→ Exercise materials:
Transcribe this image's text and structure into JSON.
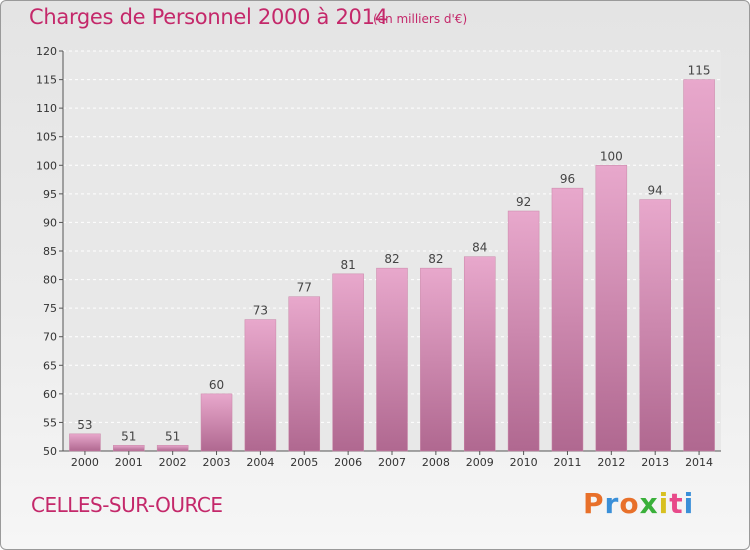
{
  "header": {
    "title": "Charges de Personnel 2000 à 2014",
    "subtitle": "(en milliers d'€)"
  },
  "footer": {
    "town": "CELLES-SUR-OURCE",
    "logo": "Proxiti"
  },
  "colors": {
    "accent": "#c4286a",
    "bar_light": "#e8a8cc",
    "bar_dark": "#b06890",
    "logo": [
      "#e8702a",
      "#3a8fd8",
      "#e8702a",
      "#3ab03a",
      "#d8c020",
      "#e84a8a",
      "#3a8fd8"
    ]
  },
  "chart_data": {
    "type": "bar",
    "title": "Charges de Personnel 2000 à 2014",
    "subtitle": "(en milliers d'€)",
    "categories": [
      "2000",
      "2001",
      "2002",
      "2003",
      "2004",
      "2005",
      "2006",
      "2007",
      "2008",
      "2009",
      "2010",
      "2011",
      "2012",
      "2013",
      "2014"
    ],
    "values": [
      53,
      51,
      51,
      60,
      73,
      77,
      81,
      82,
      82,
      84,
      92,
      96,
      100,
      94,
      115
    ],
    "ylim": [
      50,
      120
    ],
    "yticks": [
      50,
      55,
      60,
      65,
      70,
      75,
      80,
      85,
      90,
      95,
      100,
      105,
      110,
      115,
      120
    ],
    "xlabel": "",
    "ylabel": "",
    "grid": true
  }
}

→ Your instructions:
Look over the material above and show each line where "milliers" appears.

→ Solution:
    "subtitle": "(en milliers d'€)"
    "subtitle": "(en milliers d'€)",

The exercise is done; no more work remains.